● Written request: Return all lines in the material below that contain "Rollover".

● Data to use:

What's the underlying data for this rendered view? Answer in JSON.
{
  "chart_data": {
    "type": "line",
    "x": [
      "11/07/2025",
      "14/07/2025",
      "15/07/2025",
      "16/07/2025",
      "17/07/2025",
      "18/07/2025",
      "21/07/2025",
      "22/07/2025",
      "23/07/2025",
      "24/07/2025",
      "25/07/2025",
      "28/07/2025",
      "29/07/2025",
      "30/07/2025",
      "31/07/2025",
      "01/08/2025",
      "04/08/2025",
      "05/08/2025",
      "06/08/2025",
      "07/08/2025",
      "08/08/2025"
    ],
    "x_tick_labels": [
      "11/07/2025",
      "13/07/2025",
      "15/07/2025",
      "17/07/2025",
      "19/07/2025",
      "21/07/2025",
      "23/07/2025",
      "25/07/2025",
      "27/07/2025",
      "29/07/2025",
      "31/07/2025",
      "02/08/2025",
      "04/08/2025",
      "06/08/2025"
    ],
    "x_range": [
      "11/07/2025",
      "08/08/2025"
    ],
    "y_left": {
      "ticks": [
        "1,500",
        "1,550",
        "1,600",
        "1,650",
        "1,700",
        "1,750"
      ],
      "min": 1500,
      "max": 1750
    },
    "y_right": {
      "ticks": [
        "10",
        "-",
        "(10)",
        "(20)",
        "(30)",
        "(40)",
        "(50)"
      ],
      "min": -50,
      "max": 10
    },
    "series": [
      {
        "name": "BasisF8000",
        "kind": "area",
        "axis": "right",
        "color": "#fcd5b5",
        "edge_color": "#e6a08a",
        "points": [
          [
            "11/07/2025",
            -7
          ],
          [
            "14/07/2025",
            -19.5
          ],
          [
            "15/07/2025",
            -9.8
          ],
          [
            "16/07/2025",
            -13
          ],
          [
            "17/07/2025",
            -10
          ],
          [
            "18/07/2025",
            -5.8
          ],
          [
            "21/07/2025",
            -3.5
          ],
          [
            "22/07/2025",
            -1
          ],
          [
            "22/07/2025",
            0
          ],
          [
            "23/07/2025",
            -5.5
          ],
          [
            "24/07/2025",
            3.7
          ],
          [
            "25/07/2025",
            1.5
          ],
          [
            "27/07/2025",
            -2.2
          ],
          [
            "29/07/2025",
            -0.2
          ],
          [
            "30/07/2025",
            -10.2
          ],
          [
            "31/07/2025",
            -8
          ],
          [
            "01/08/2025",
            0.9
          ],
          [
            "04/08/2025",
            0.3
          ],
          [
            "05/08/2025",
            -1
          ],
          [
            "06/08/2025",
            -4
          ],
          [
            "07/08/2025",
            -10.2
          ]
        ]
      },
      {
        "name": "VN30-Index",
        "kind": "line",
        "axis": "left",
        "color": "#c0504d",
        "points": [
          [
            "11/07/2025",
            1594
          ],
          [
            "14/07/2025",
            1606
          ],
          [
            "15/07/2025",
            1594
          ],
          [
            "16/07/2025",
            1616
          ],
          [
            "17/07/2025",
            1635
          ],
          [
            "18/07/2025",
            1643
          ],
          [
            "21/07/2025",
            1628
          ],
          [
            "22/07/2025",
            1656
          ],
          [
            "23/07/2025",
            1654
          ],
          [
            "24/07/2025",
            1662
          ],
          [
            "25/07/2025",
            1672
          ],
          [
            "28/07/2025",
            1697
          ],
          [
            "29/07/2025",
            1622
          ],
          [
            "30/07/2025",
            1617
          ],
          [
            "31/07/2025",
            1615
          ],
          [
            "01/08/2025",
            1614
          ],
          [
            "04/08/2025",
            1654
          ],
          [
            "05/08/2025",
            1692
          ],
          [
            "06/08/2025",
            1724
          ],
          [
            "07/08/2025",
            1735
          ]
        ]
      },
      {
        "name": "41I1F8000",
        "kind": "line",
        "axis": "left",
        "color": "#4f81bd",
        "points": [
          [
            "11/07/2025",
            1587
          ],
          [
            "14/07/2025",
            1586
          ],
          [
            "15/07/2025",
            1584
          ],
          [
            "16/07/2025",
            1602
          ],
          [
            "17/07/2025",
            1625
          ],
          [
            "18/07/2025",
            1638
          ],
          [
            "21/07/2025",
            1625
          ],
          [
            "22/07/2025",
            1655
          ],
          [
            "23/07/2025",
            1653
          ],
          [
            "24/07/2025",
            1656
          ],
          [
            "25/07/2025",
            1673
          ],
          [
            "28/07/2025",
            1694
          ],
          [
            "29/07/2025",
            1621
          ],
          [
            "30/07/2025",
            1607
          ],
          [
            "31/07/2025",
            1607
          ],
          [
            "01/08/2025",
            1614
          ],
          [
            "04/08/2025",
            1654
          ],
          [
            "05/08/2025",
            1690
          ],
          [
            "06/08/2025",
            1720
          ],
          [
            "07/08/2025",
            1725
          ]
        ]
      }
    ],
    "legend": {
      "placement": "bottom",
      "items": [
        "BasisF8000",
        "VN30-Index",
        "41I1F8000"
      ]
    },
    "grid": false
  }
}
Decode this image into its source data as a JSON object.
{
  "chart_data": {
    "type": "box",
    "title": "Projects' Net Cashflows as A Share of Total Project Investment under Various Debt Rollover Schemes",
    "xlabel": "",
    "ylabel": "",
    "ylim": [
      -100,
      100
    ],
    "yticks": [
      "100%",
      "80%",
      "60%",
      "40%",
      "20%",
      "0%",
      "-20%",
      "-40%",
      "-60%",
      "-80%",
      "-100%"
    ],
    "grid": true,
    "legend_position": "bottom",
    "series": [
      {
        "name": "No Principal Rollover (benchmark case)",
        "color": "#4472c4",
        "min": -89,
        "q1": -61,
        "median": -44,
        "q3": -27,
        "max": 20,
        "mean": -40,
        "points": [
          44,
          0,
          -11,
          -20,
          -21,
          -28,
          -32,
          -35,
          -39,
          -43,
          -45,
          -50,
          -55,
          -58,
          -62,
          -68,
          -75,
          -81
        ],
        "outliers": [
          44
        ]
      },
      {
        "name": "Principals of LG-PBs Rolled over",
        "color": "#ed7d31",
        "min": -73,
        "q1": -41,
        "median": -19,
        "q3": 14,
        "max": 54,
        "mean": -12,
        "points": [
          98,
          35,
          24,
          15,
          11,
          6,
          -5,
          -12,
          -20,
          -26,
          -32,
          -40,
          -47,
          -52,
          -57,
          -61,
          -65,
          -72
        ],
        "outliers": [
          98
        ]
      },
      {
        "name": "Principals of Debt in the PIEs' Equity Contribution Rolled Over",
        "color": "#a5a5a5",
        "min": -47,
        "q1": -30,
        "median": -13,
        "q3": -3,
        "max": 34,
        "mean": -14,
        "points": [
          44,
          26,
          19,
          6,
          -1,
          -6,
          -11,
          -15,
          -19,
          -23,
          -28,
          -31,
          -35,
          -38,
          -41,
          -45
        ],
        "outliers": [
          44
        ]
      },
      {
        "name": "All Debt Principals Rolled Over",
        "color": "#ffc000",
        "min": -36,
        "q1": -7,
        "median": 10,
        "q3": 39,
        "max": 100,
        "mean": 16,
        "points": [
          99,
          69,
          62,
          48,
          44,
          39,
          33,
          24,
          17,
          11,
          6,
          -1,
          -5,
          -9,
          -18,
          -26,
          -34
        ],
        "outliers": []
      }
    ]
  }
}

● Correct response:
    "title": "Projects' Net Cashflows as A Share of Total Project Investment under Various Debt Rollover Schemes",
        "name": "No Principal Rollover (benchmark case)",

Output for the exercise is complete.